- **Task details**:
Repeat the listing that follows, character for character, minus the pictures.

[START]

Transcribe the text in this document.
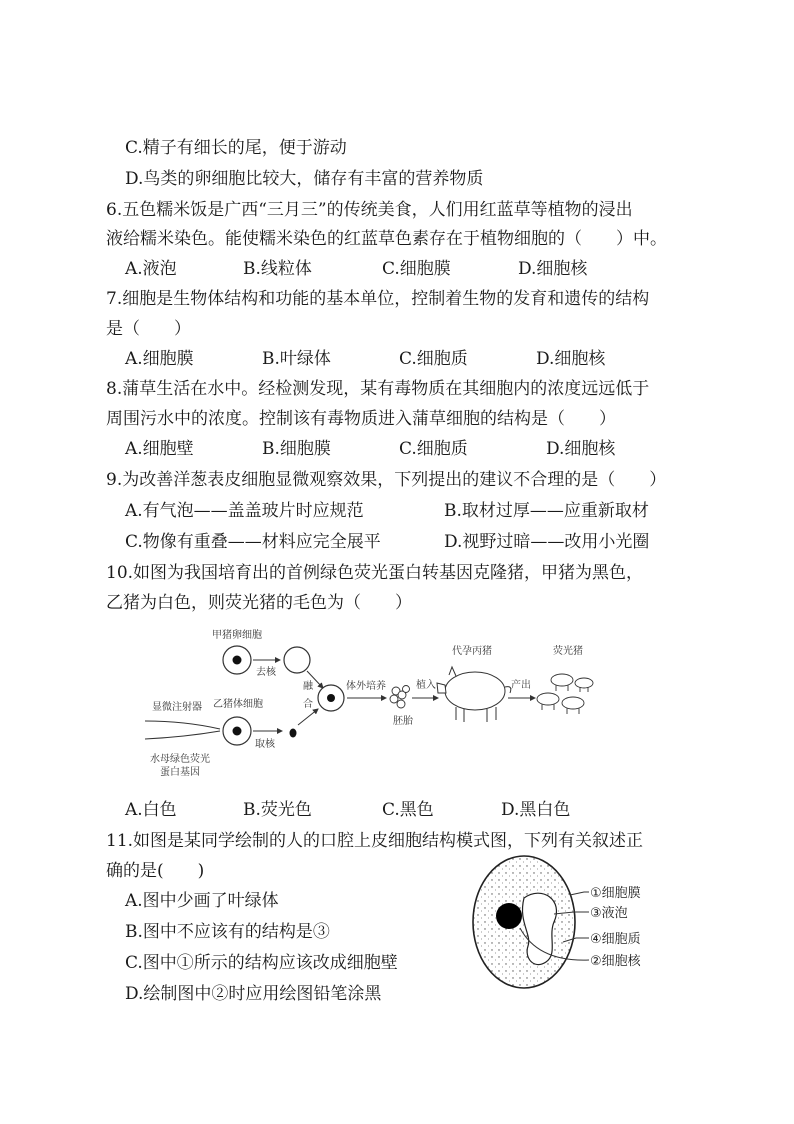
C.精子有细长的尾，便于游动
D.鸟类的卵细胞比较大，储存有丰富的营养物质
6.五色糯米饭是广西“三月三”的传统美食，人们用红蓝草等植物的浸出
液给糯米染色。能使糯米染色的红蓝草色素存在于植物细胞的（　　）中。
A.液泡	B.线粒体	C.细胞膜	D.细胞核
7.细胞是生物体结构和功能的基本单位，控制着生物的发育和遗传的结构
是（　　）
A.细胞膜	B.叶绿体	C.细胞质	D.细胞核
8.蒲草生活在水中。经检测发现，某有毒物质在其细胞内的浓度远远低于
周围污水中的浓度。控制该有毒物质进入蒲草细胞的结构是（　　）
A.细胞壁	B.细胞膜	C.细胞质	D.细胞核
9.为改善洋葱表皮细胞显微观察效果，下列提出的建议不合理的是（　　）
A.有气泡——盖盖玻片时应规范	B.取材过厚——应重新取材
C.物像有重叠——材料应完全展平	D.视野过暗——改用小光圈
10.如图为我国培育出的首例绿色荧光蛋白转基因克隆猪，甲猪为黑色，
乙猪为白色，则荧光猪的毛色为（　　）
甲猪卵细胞
去核
显微注射器 乙猪体细胞
取核
水母绿色荧光
蛋白基因
融
合
体外培养
胚胎
植入
代孕丙猪
产出
荧光猪
A.白色	B.荧光色	C.黑色	D.黑白色
11.如图是某同学绘制的人的口腔上皮细胞结构模式图，下列有关叙述正
确的是(　　)
A.图中少画了叶绿体
B.图中不应该有的结构是③
C.图中①所示的结构应该改成细胞壁
D.绘制图中②时应用绘图铅笔涂黑
①细胞膜
③液泡
④细胞质
②细胞核
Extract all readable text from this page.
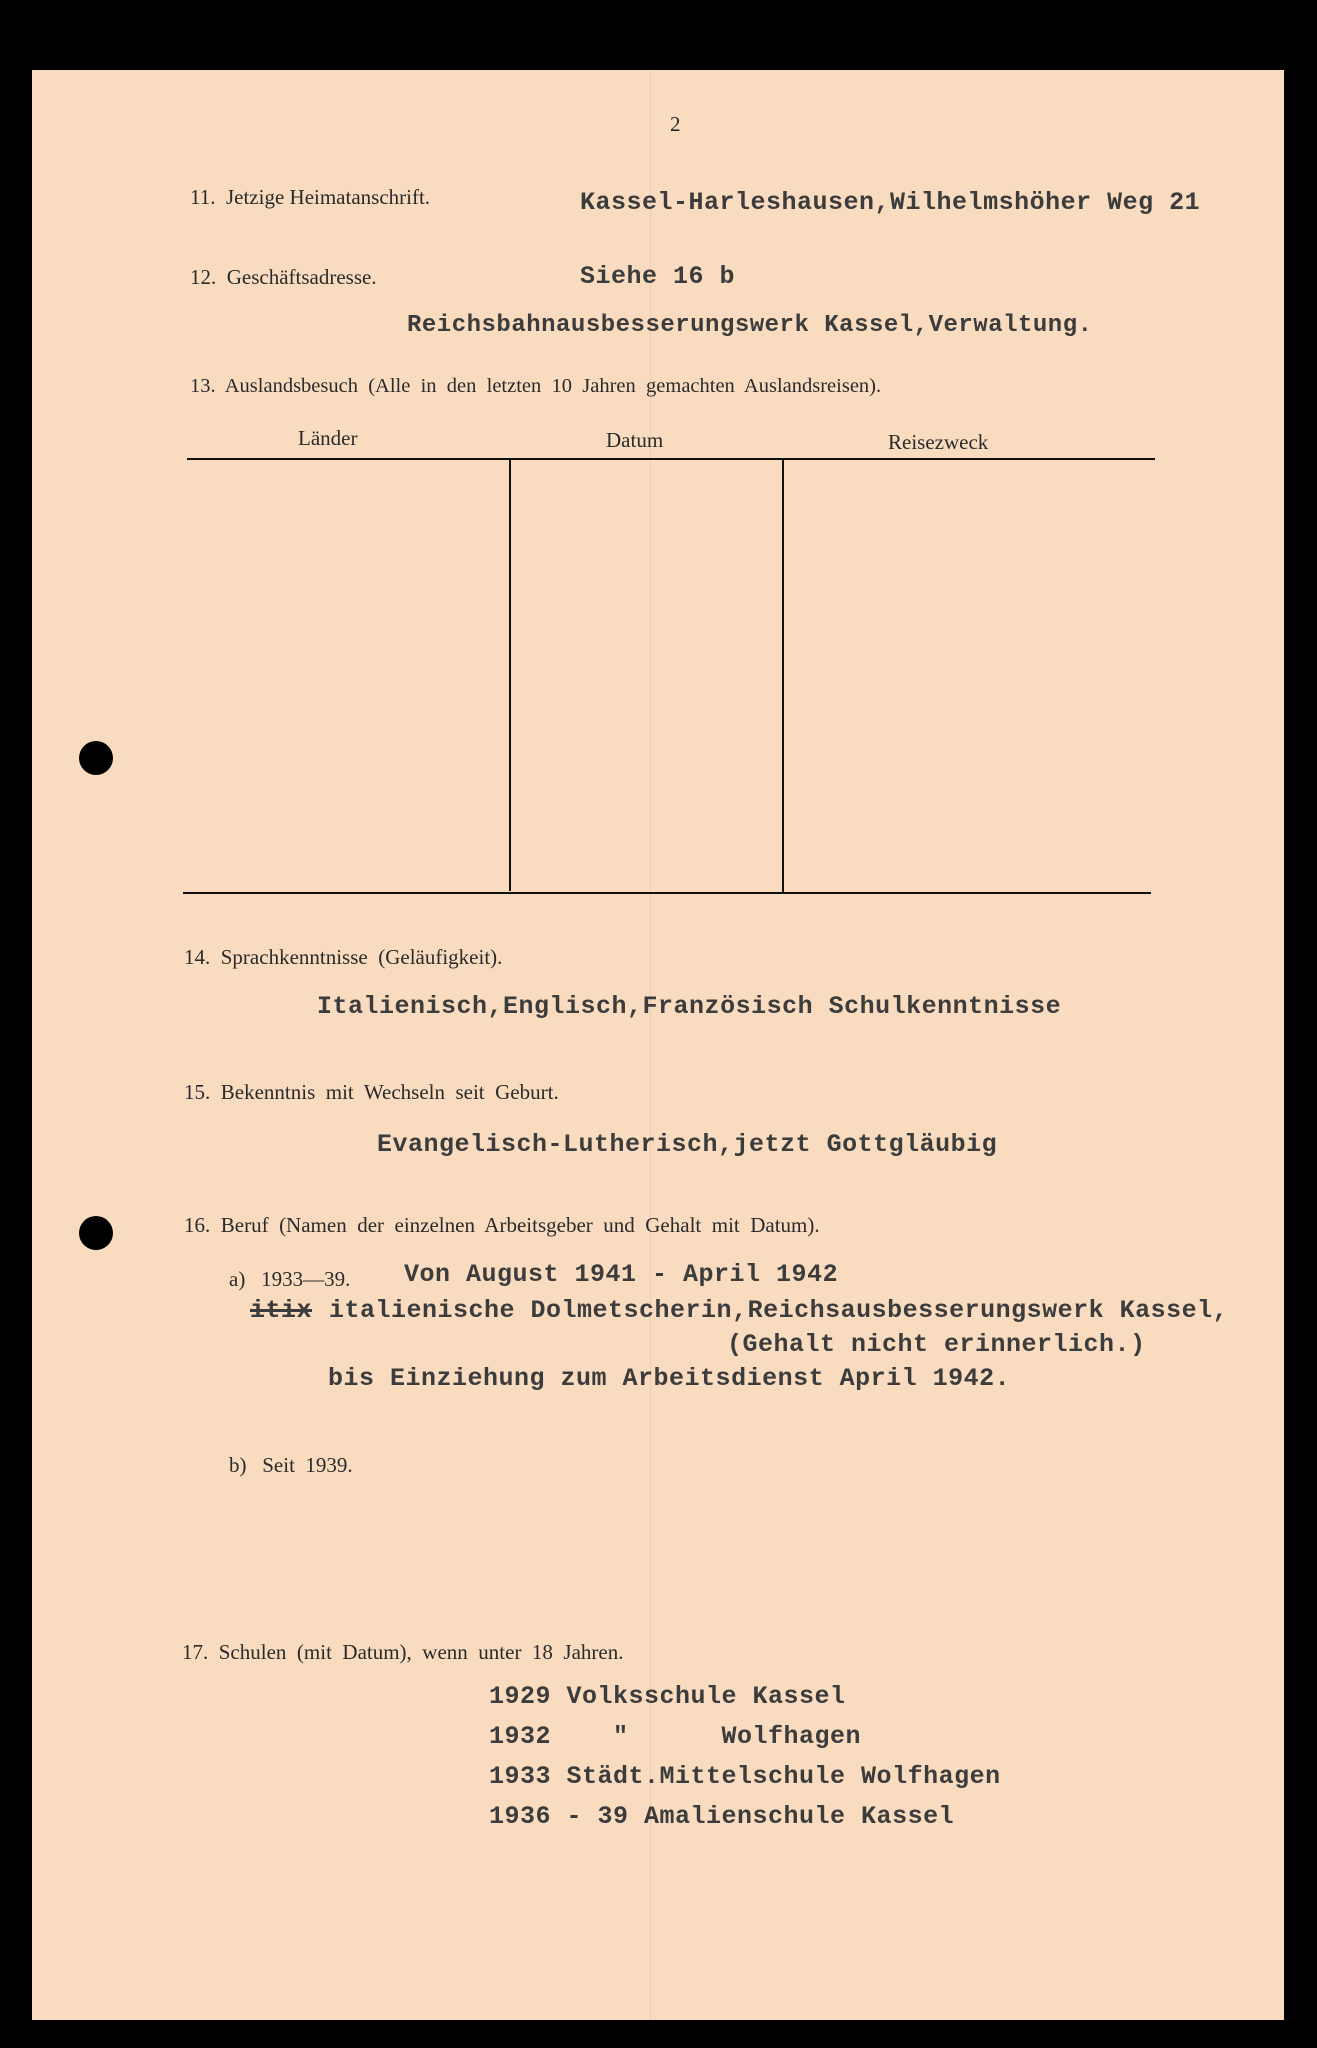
2
11.  Jetzige Heimatanschrift.	Kassel-Harleshausen,Wilhelmshöher Weg 21
12.  Geschäftsadresse.	Siehe 16 b
Reichsbahnausbesserungswerk Kassel,Verwaltung.
13.  Auslandsbesuch  (Alle  in  den  letzten  10  Jahren  gemachten  Auslandsreisen).
Länder	Datum	Reisezweck
14.  Sprachkenntnisse  (Geläufigkeit).
Italienisch,Englisch,Französisch Schulkenntnisse
15.  Bekenntnis  mit  Wechseln  seit  Geburt.
Evangelisch-Lutherisch,jetzt Gottgläubig
16.  Beruf  (Namen  der  einzelnen  Arbeitsgeber  und  Gehalt  mit  Datum).
a)   1933—39. Von August 1941 - April 1942
itix italienische Dolmetscherin,Reichsausbesserungswerk Kassel,
(Gehalt nicht erinnerlich.)
bis Einziehung zum Arbeitsdienst April 1942.
b)   Seit  1939.
17.  Schulen  (mit  Datum),  wenn  unter  18  Jahren.
1929 Volksschule Kassel
1932    "      Wolfhagen
1933 Städt.Mittelschule Wolfhagen
1936 - 39 Amalienschule Kassel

[END]

- **Complete output**:
Transcribe the text in this document.
C.精子有细长的尾，便于游动
D.鸟类的卵细胞比较大，储存有丰富的营养物质
6.五色糯米饭是广西“三月三”的传统美食，人们用红蓝草等植物的浸出
液给糯米染色。能使糯米染色的红蓝草色素存在于植物细胞的（　　）中。
A.液泡	B.线粒体	C.细胞膜	D.细胞核
7.细胞是生物体结构和功能的基本单位，控制着生物的发育和遗传的结构
是（　　）
A.细胞膜	B.叶绿体	C.细胞质	D.细胞核
8.蒲草生活在水中。经检测发现，某有毒物质在其细胞内的浓度远远低于
周围污水中的浓度。控制该有毒物质进入蒲草细胞的结构是（　　）
A.细胞壁	B.细胞膜	C.细胞质	D.细胞核
9.为改善洋葱表皮细胞显微观察效果，下列提出的建议不合理的是（　　）
A.有气泡——盖盖玻片时应规范	B.取材过厚——应重新取材
C.物像有重叠——材料应完全展平	D.视野过暗——改用小光圈
10.如图为我国培育出的首例绿色荧光蛋白转基因克隆猪，甲猪为黑色，
乙猪为白色，则荧光猪的毛色为（　　）
甲猪卵细胞
去核
显微注射器 乙猪体细胞
取核
水母绿色荧光
蛋白基因
融
合
体外培养
胚胎
植入
代孕丙猪
产出
荧光猪
A.白色	B.荧光色	C.黑色	D.黑白色
11.如图是某同学绘制的人的口腔上皮细胞结构模式图，下列有关叙述正
确的是(　　)
A.图中少画了叶绿体
B.图中不应该有的结构是③
C.图中①所示的结构应该改成细胞壁
D.绘制图中②时应用绘图铅笔涂黑
①细胞膜
③液泡
④细胞质
②细胞核
Extract all readable text from this page.
2
11.  Jetzige Heimatanschrift.	Kassel-Harleshausen,Wilhelmshöher Weg 21
12.  Geschäftsadresse.	Siehe 16 b
Reichsbahnausbesserungswerk Kassel,Verwaltung.
13.  Auslandsbesuch  (Alle  in  den  letzten  10  Jahren  gemachten  Auslandsreisen).
Länder	Datum	Reisezweck
14.  Sprachkenntnisse  (Geläufigkeit).
Italienisch,Englisch,Französisch Schulkenntnisse
15.  Bekenntnis  mit  Wechseln  seit  Geburt.
Evangelisch-Lutherisch,jetzt Gottgläubig
16.  Beruf  (Namen  der  einzelnen  Arbeitsgeber  und  Gehalt  mit  Datum).
a)   1933—39. Von August 1941 - April 1942
itix italienische Dolmetscherin,Reichsausbesserungswerk Kassel,
(Gehalt nicht erinnerlich.)
bis Einziehung zum Arbeitsdienst April 1942.
b)   Seit  1939.
17.  Schulen  (mit  Datum),  wenn  unter  18  Jahren.
1929 Volksschule Kassel
1932    "      Wolfhagen
1933 Städt.Mittelschule Wolfhagen
1936 - 39 Amalienschule Kassel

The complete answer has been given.